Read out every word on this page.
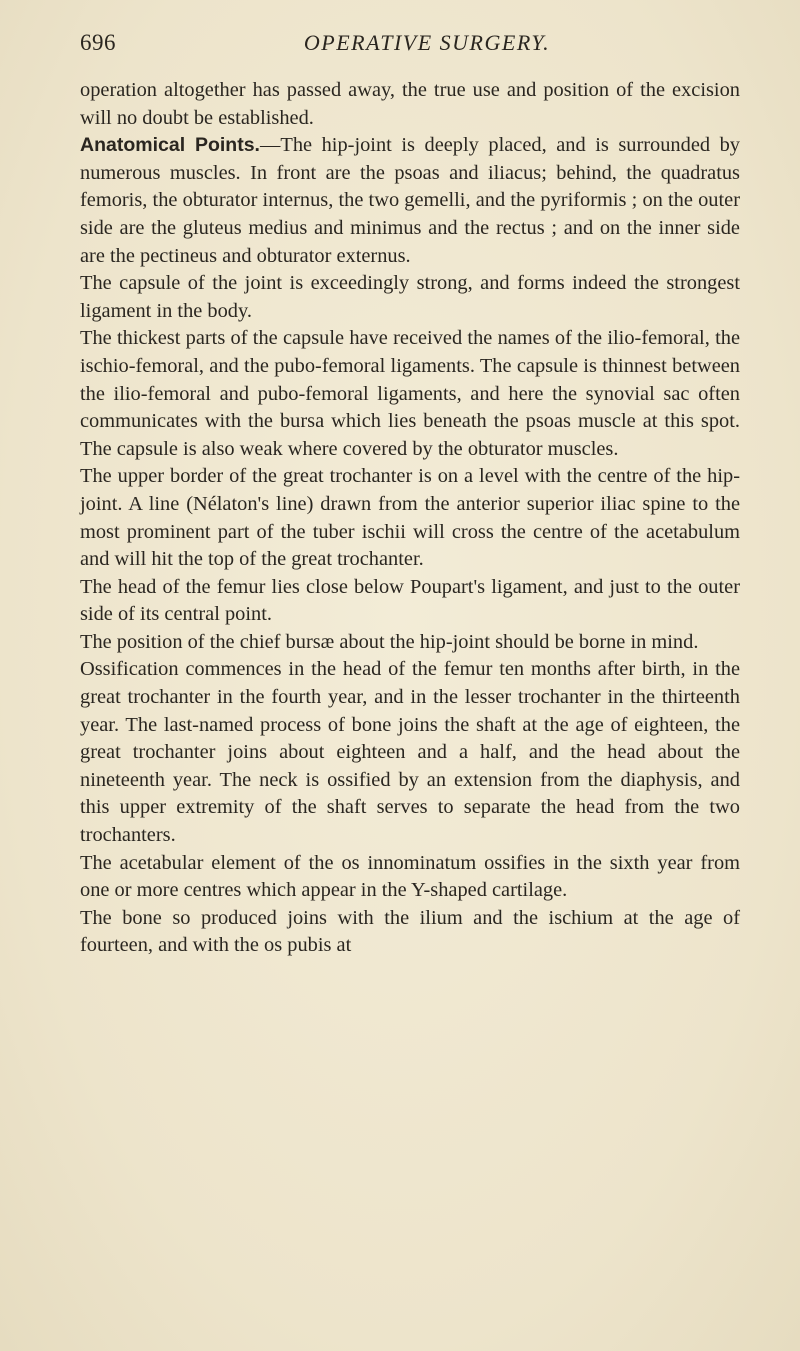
696	OPERATIVE SURGERY.

operation altogether has passed away, the true use and position of the excision will no doubt be established.

Anatomical Points.—The hip-joint is deeply placed, and is surrounded by numerous muscles. In front are the psoas and iliacus; behind, the quadratus femoris, the obturator internus, the two gemelli, and the pyriformis ; on the outer side are the gluteus medius and minimus and the rectus ; and on the inner side are the pectineus and obturator externus.

The capsule of the joint is exceedingly strong, and forms indeed the strongest ligament in the body.

The thickest parts of the capsule have received the names of the ilio-femoral, the ischio-femoral, and the pubo-femoral ligaments. The capsule is thinnest between the ilio-femoral and pubo-femoral ligaments, and here the synovial sac often communicates with the bursa which lies beneath the psoas muscle at this spot. The capsule is also weak where covered by the obturator muscles.

The upper border of the great trochanter is on a level with the centre of the hip-joint. A line (Nélaton's line) drawn from the anterior superior iliac spine to the most prominent part of the tuber ischii will cross the centre of the acetabulum and will hit the top of the great trochanter.

The head of the femur lies close below Poupart's ligament, and just to the outer side of its central point.

The position of the chief bursæ about the hip-joint should be borne in mind.

Ossification commences in the head of the femur ten months after birth, in the great trochanter in the fourth year, and in the lesser trochanter in the thirteenth year. The last-named process of bone joins the shaft at the age of eighteen, the great trochanter joins about eighteen and a half, and the head about the nineteenth year. The neck is ossified by an extension from the diaphysis, and this upper extremity of the shaft serves to separate the head from the two trochanters.

The acetabular element of the os innominatum ossifies in the sixth year from one or more centres which appear in the Y-shaped cartilage.

The bone so produced joins with the ilium and the ischium at the age of fourteen, and with the os pubis at
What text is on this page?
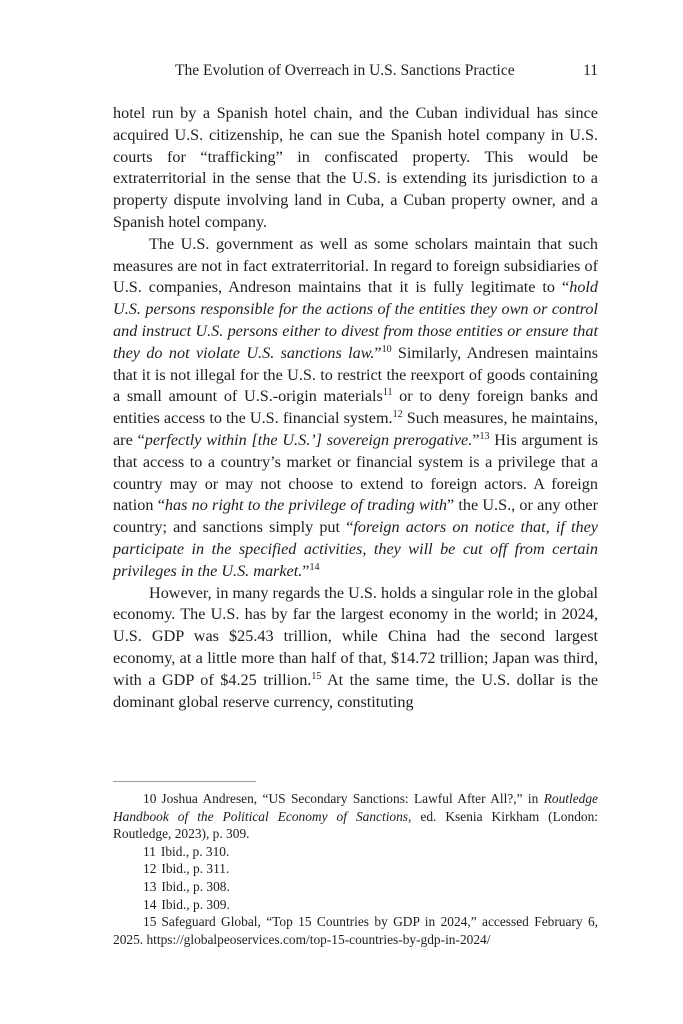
The Evolution of Overreach in U.S. Sanctions Practice	11

hotel run by a Spanish hotel chain, and the Cuban individual has since acquired U.S. citizenship, he can sue the Spanish hotel company in U.S. courts for “trafficking” in confiscated property. This would be extraterritorial in the sense that the U.S. is extending its jurisdiction to a property dispute involving land in Cuba, a Cuban property owner, and a Spanish hotel company.

The U.S. government as well as some scholars maintain that such measures are not in fact extraterritorial. In regard to foreign subsidiaries of U.S. companies, Andreson maintains that it is fully legitimate to “hold U.S. persons responsible for the actions of the entities they own or control and instruct U.S. persons either to divest from those entities or ensure that they do not violate U.S. sanctions law.”$^{10}$ Similarly, Andresen maintains that it is not illegal for the U.S. to restrict the reexport of goods containing a small amount of U.S.-origin materials$^{11}$ or to deny foreign banks and entities access to the U.S. financial system.$^{12}$ Such measures, he maintains, are “perfectly within [the U.S.’] sovereign prerogative.”$^{13}$ His argument is that access to a country’s market or financial system is a privilege that a country may or may not choose to extend to foreign actors. A foreign nation “has no right to the privilege of trading with” the U.S., or any other country; and sanctions simply put “foreign actors on notice that, if they participate in the specified activities, they will be cut off from certain privileges in the U.S. market.”$^{14}$

However, in many regards the U.S. holds a singular role in the global economy. The U.S. has by far the largest economy in the world; in 2024, U.S. GDP was $25.43 trillion, while China had the second largest economy, at a little more than half of that, $14.72 trillion; Japan was third, with a GDP of $4.25 trillion.$^{15}$ At the same time, the U.S. dollar is the dominant global reserve currency, constituting

10 Joshua Andresen, “US Secondary Sanctions: Lawful After All?,” in Routledge Handbook of the Political Economy of Sanctions, ed. Ksenia Kirkham (London: Routledge, 2023), p. 309.

11 Ibid., p. 310.

12 Ibid., p. 311.

13 Ibid., p. 308.

14 Ibid., p. 309.

15 Safeguard Global, “Top 15 Countries by GDP in 2024,” accessed February 6, 2025. https://globalpeoservices.com/top-15-countries-by-gdp-in-2024/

▬▬▬

* [Requirement]:
Only the number is wanted: how many lines in the data include the string "joint"?

* [The result]:
4